* _Work required_:
All material below is to be reproduced exactly.

* _Dataset records_:

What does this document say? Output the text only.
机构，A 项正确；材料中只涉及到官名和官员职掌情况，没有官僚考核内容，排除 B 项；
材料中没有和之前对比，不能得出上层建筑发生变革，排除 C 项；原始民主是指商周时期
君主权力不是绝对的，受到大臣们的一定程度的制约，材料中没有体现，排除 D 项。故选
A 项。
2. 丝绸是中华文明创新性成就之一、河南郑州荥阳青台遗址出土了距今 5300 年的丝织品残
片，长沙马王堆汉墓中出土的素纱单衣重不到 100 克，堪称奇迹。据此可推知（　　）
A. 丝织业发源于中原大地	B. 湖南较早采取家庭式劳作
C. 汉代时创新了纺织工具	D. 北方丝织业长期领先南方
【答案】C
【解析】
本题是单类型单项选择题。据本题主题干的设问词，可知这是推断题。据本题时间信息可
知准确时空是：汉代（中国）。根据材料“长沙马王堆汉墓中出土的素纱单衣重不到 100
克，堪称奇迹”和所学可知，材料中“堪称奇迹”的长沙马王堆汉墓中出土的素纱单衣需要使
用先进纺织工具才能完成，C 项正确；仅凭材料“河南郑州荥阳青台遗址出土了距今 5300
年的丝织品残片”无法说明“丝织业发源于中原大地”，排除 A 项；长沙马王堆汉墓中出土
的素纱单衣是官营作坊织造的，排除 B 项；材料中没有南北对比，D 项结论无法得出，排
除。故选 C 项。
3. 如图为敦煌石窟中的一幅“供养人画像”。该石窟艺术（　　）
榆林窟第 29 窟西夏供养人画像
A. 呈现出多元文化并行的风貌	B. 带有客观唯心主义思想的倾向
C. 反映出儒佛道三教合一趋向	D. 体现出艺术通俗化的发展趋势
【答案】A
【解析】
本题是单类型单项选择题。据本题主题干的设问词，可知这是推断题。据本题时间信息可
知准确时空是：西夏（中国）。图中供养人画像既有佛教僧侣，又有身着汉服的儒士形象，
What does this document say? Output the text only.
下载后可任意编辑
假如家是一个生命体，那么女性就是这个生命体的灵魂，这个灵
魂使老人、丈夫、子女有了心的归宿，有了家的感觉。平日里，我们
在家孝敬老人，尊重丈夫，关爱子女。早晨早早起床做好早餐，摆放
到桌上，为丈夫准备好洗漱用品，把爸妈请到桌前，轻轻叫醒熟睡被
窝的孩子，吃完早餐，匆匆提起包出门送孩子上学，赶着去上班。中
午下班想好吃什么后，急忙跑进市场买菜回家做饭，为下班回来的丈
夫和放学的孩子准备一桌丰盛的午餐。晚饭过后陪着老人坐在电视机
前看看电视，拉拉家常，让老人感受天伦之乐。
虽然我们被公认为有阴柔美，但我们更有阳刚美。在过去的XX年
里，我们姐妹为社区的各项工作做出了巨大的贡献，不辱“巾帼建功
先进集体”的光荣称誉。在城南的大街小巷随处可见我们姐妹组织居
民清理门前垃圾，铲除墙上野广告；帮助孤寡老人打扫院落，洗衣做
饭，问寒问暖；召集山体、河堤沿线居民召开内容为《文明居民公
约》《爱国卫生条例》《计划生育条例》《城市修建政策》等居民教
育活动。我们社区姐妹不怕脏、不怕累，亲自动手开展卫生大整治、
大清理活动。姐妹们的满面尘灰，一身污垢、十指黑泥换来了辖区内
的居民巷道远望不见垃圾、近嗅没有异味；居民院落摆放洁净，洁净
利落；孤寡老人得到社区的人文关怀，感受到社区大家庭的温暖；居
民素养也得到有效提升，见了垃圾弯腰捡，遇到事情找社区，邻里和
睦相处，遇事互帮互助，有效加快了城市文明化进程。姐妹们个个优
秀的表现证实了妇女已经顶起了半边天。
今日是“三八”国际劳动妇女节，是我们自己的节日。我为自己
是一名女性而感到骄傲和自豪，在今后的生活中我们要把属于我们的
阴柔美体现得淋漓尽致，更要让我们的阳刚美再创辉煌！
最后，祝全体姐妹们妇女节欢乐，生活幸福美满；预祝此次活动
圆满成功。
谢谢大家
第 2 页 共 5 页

* _Output below_:
What does this document say? Output the text only.
机构，A 项正确；材料中只涉及到官名和官员职掌情况，没有官僚考核内容，排除 B 项；
材料中没有和之前对比，不能得出上层建筑发生变革，排除 C 项；原始民主是指商周时期
君主权力不是绝对的，受到大臣们的一定程度的制约，材料中没有体现，排除 D 项。故选
A 项。
2. 丝绸是中华文明创新性成就之一、河南郑州荥阳青台遗址出土了距今 5300 年的丝织品残
片，长沙马王堆汉墓中出土的素纱单衣重不到 100 克，堪称奇迹。据此可推知（　　）
A. 丝织业发源于中原大地	B. 湖南较早采取家庭式劳作
C. 汉代时创新了纺织工具	D. 北方丝织业长期领先南方
【答案】C
【解析】
本题是单类型单项选择题。据本题主题干的设问词，可知这是推断题。据本题时间信息可
知准确时空是：汉代（中国）。根据材料“长沙马王堆汉墓中出土的素纱单衣重不到 100
克，堪称奇迹”和所学可知，材料中“堪称奇迹”的长沙马王堆汉墓中出土的素纱单衣需要使
用先进纺织工具才能完成，C 项正确；仅凭材料“河南郑州荥阳青台遗址出土了距今 5300
年的丝织品残片”无法说明“丝织业发源于中原大地”，排除 A 项；长沙马王堆汉墓中出土
的素纱单衣是官营作坊织造的，排除 B 项；材料中没有南北对比，D 项结论无法得出，排
除。故选 C 项。
3. 如图为敦煌石窟中的一幅“供养人画像”。该石窟艺术（　　）
榆林窟第 29 窟西夏供养人画像
A. 呈现出多元文化并行的风貌	B. 带有客观唯心主义思想的倾向
C. 反映出儒佛道三教合一趋向	D. 体现出艺术通俗化的发展趋势
【答案】A
【解析】
本题是单类型单项选择题。据本题主题干的设问词，可知这是推断题。据本题时间信息可
知准确时空是：西夏（中国）。图中供养人画像既有佛教僧侣，又有身着汉服的儒士形象，
What does this document say? Output the text only.
下载后可任意编辑
假如家是一个生命体，那么女性就是这个生命体的灵魂，这个灵
魂使老人、丈夫、子女有了心的归宿，有了家的感觉。平日里，我们
在家孝敬老人，尊重丈夫，关爱子女。早晨早早起床做好早餐，摆放
到桌上，为丈夫准备好洗漱用品，把爸妈请到桌前，轻轻叫醒熟睡被
窝的孩子，吃完早餐，匆匆提起包出门送孩子上学，赶着去上班。中
午下班想好吃什么后，急忙跑进市场买菜回家做饭，为下班回来的丈
夫和放学的孩子准备一桌丰盛的午餐。晚饭过后陪着老人坐在电视机
前看看电视，拉拉家常，让老人感受天伦之乐。
虽然我们被公认为有阴柔美，但我们更有阳刚美。在过去的XX年
里，我们姐妹为社区的各项工作做出了巨大的贡献，不辱“巾帼建功
先进集体”的光荣称誉。在城南的大街小巷随处可见我们姐妹组织居
民清理门前垃圾，铲除墙上野广告；帮助孤寡老人打扫院落，洗衣做
饭，问寒问暖；召集山体、河堤沿线居民召开内容为《文明居民公
约》《爱国卫生条例》《计划生育条例》《城市修建政策》等居民教
育活动。我们社区姐妹不怕脏、不怕累，亲自动手开展卫生大整治、
大清理活动。姐妹们的满面尘灰，一身污垢、十指黑泥换来了辖区内
的居民巷道远望不见垃圾、近嗅没有异味；居民院落摆放洁净，洁净
利落；孤寡老人得到社区的人文关怀，感受到社区大家庭的温暖；居
民素养也得到有效提升，见了垃圾弯腰捡，遇到事情找社区，邻里和
睦相处，遇事互帮互助，有效加快了城市文明化进程。姐妹们个个优
秀的表现证实了妇女已经顶起了半边天。
今日是“三八”国际劳动妇女节，是我们自己的节日。我为自己
是一名女性而感到骄傲和自豪，在今后的生活中我们要把属于我们的
阴柔美体现得淋漓尽致，更要让我们的阳刚美再创辉煌！
最后，祝全体姐妹们妇女节欢乐，生活幸福美满；预祝此次活动
圆满成功。
谢谢大家
第 2 页 共 5 页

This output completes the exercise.